Goal: Pick out the lines below that include the string "Bode".

%%

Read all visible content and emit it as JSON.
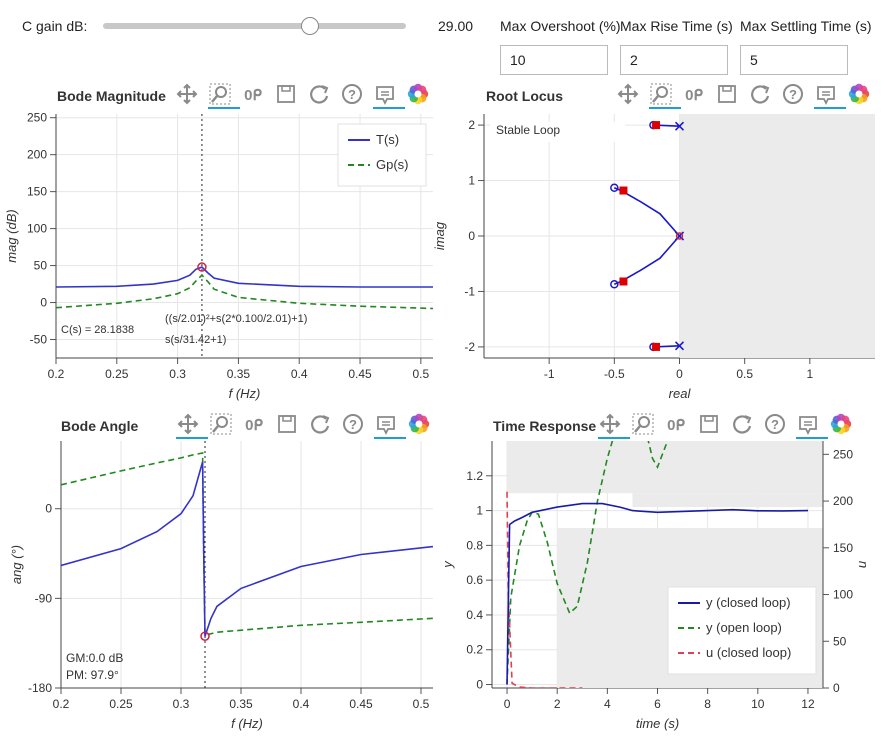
{
  "controls": {
    "gain_label": "C gain dB:",
    "gain_value": "29.00",
    "gain_fraction": 0.68,
    "overshoot_label": "Max Overshoot (%)",
    "rise_label": "Max Rise Time (s)",
    "settling_label": "Max Settling Time (s)",
    "overshoot_value": "10",
    "rise_value": "2",
    "settling_value": "5"
  },
  "panels": {
    "bode_mag": "Bode Magnitude",
    "root_locus": "Root Locus",
    "bode_angle": "Bode Angle",
    "time_response": "Time Response"
  },
  "icons": [
    "pan-icon",
    "zoom-icon",
    "wheel-zoom-icon",
    "save-icon",
    "reset-icon",
    "help-icon",
    "hover-icon",
    "bokeh-logo-icon"
  ],
  "colors": {
    "closed": "#3333cc",
    "open": "#228822",
    "control": "#e04050",
    "pole": "#dd0000",
    "accent": "#1f9fd0"
  },
  "annotations": {
    "c_value": "C(s) =  28.1838",
    "numerator": "((s/2.01)²+s(2*0.100/2.01)+1)",
    "denominator": "s(s/31.42+1)",
    "gm": "GM:0.0 dB",
    "pm": "PM: 97.9°",
    "stable": "Stable Loop"
  },
  "chart_data": [
    {
      "type": "line",
      "title": "Bode Magnitude",
      "xlabel": "f (Hz)",
      "ylabel": "mag (dB)",
      "xlim": [
        0.2,
        0.51
      ],
      "ylim": [
        -75,
        255
      ],
      "xticks": [
        0.2,
        0.25,
        0.3,
        0.35,
        0.4,
        0.45,
        0.5
      ],
      "yticks": [
        -50,
        0,
        50,
        100,
        150,
        200,
        250
      ],
      "legend": "top-right",
      "series": [
        {
          "name": "T(s)",
          "style": "solid",
          "x": [
            0.2,
            0.25,
            0.28,
            0.3,
            0.31,
            0.315,
            0.32,
            0.325,
            0.33,
            0.35,
            0.4,
            0.45,
            0.51
          ],
          "y": [
            21,
            22,
            25,
            30,
            37,
            45,
            48,
            40,
            33,
            26,
            22,
            21,
            21
          ]
        },
        {
          "name": "Gp(s)",
          "style": "dashed",
          "x": [
            0.2,
            0.25,
            0.28,
            0.3,
            0.31,
            0.315,
            0.32,
            0.325,
            0.33,
            0.35,
            0.4,
            0.45,
            0.51
          ],
          "y": [
            -7,
            -1,
            5,
            12,
            20,
            29,
            37,
            28,
            18,
            7,
            -1,
            -5,
            -8
          ]
        }
      ],
      "crossover_x": 0.32,
      "marker": {
        "x": 0.32,
        "y": 48
      }
    },
    {
      "type": "scatter",
      "title": "Root Locus",
      "xlabel": "real",
      "ylabel": "imag",
      "xlim": [
        -1.5,
        1.5
      ],
      "ylim": [
        -2.2,
        2.2
      ],
      "xticks": [
        -1,
        -0.5,
        0,
        0.5,
        1
      ],
      "yticks": [
        -2,
        -1,
        0,
        1,
        2
      ],
      "stable_region_from": 0,
      "locus_upper": [
        [
          -0.5,
          0.87
        ],
        [
          -0.45,
          0.82
        ],
        [
          -0.3,
          0.62
        ],
        [
          -0.15,
          0.4
        ],
        [
          0,
          0
        ]
      ],
      "locus_lower": [
        [
          -0.5,
          -0.87
        ],
        [
          -0.45,
          -0.82
        ],
        [
          -0.3,
          -0.62
        ],
        [
          -0.15,
          -0.4
        ],
        [
          0,
          0
        ]
      ],
      "branch_top": [
        [
          -0.2,
          2.0
        ],
        [
          0,
          1.98
        ]
      ],
      "branch_bottom": [
        [
          -0.2,
          -2.0
        ],
        [
          0,
          -1.98
        ]
      ],
      "open_poles": [
        [
          0,
          0
        ],
        [
          0,
          1.98
        ],
        [
          0,
          -1.98
        ]
      ],
      "open_zeros": [
        [
          -0.5,
          0.87
        ],
        [
          -0.5,
          -0.87
        ],
        [
          -0.2,
          2.0
        ],
        [
          -0.2,
          -2.0
        ]
      ],
      "closed_poles": [
        [
          -0.43,
          0.82
        ],
        [
          -0.43,
          -0.82
        ],
        [
          -0.18,
          2.0
        ],
        [
          -0.18,
          -2.0
        ]
      ]
    },
    {
      "type": "line",
      "title": "Bode Angle",
      "xlabel": "f (Hz)",
      "ylabel": "ang (°)",
      "xlim": [
        0.2,
        0.51
      ],
      "ylim": [
        -180,
        68
      ],
      "xticks": [
        0.2,
        0.25,
        0.3,
        0.35,
        0.4,
        0.45,
        0.5
      ],
      "yticks": [
        -180,
        -90,
        0
      ],
      "series": [
        {
          "name": "T(s)",
          "style": "solid",
          "x": [
            0.2,
            0.25,
            0.28,
            0.3,
            0.31,
            0.318,
            0.319,
            0.32,
            0.325,
            0.33,
            0.35,
            0.4,
            0.45,
            0.51
          ],
          "y": [
            -57,
            -40,
            -23,
            -5,
            13,
            47,
            -50,
            -128,
            -110,
            -98,
            -80,
            -58,
            -46,
            -38
          ]
        },
        {
          "name": "Gp(s)",
          "style": "dashed",
          "x": [
            0.2,
            0.25,
            0.28,
            0.3,
            0.31,
            0.318,
            0.319,
            0.32,
            0.33,
            0.4,
            0.45,
            0.51
          ],
          "y": [
            24,
            38,
            46,
            51,
            54,
            56,
            -50,
            -127,
            -124,
            -117,
            -114,
            -110
          ]
        }
      ],
      "crossover_x": 0.32,
      "marker": {
        "x": 0.32,
        "y": -128
      }
    },
    {
      "type": "line",
      "title": "Time Response",
      "xlabel": "time (s)",
      "ylabel": "y",
      "y2label": "u",
      "xlim": [
        -0.6,
        12.6
      ],
      "ylim": [
        -0.02,
        1.4
      ],
      "y2lim": [
        0,
        260
      ],
      "xticks": [
        0,
        2,
        4,
        6,
        8,
        10,
        12
      ],
      "yticks": [
        0,
        0.2,
        0.4,
        0.6,
        0.8,
        1,
        1.2
      ],
      "y2ticks": [
        0,
        50,
        100,
        150,
        200,
        250
      ],
      "legend": "bottom-right",
      "series": [
        {
          "name": "y (closed loop)",
          "style": "solid",
          "x": [
            0,
            0.1,
            0.3,
            0.6,
            1,
            2,
            3,
            3.8,
            4.5,
            5,
            6,
            7,
            8,
            9,
            10,
            11,
            12
          ],
          "y": [
            0,
            0.92,
            0.94,
            0.96,
            0.99,
            1.02,
            1.04,
            1.04,
            1.02,
            1.0,
            0.99,
            0.995,
            1.0,
            1.005,
            0.999,
            0.998,
            1.0
          ]
        },
        {
          "name": "y (open loop)",
          "style": "dashed",
          "x": [
            0,
            0.15,
            0.5,
            0.8,
            1.0,
            1.25,
            1.6,
            2.0,
            2.5,
            2.8,
            3.2,
            3.6,
            4.0,
            4.3
          ],
          "y": [
            0,
            0.5,
            0.8,
            0.94,
            0.99,
            0.98,
            0.82,
            0.58,
            0.41,
            0.45,
            0.7,
            1.05,
            1.3,
            1.45
          ]
        },
        {
          "name": "u (closed loop)",
          "style": "dashed",
          "axis": "y2",
          "x": [
            0,
            0.05,
            0.2,
            0.5,
            1,
            2,
            3
          ],
          "y": [
            210,
            100,
            5,
            1,
            0,
            0,
            0
          ]
        }
      ],
      "open_loop_extra": {
        "x": [
          5.6,
          5.8,
          6.0,
          6.4
        ],
        "y": [
          1.42,
          1.3,
          1.25,
          1.4
        ]
      },
      "spec_region": {
        "overshoot": 1.1,
        "settling_band": 0.9,
        "rise_time": 2,
        "settling_time": 5
      }
    }
  ]
}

%%

Right answer:
    "bode_mag": "Bode Magnitude",
    "bode_angle": "Bode Angle",
      "title": "Bode Magnitude",
      "title": "Bode Angle",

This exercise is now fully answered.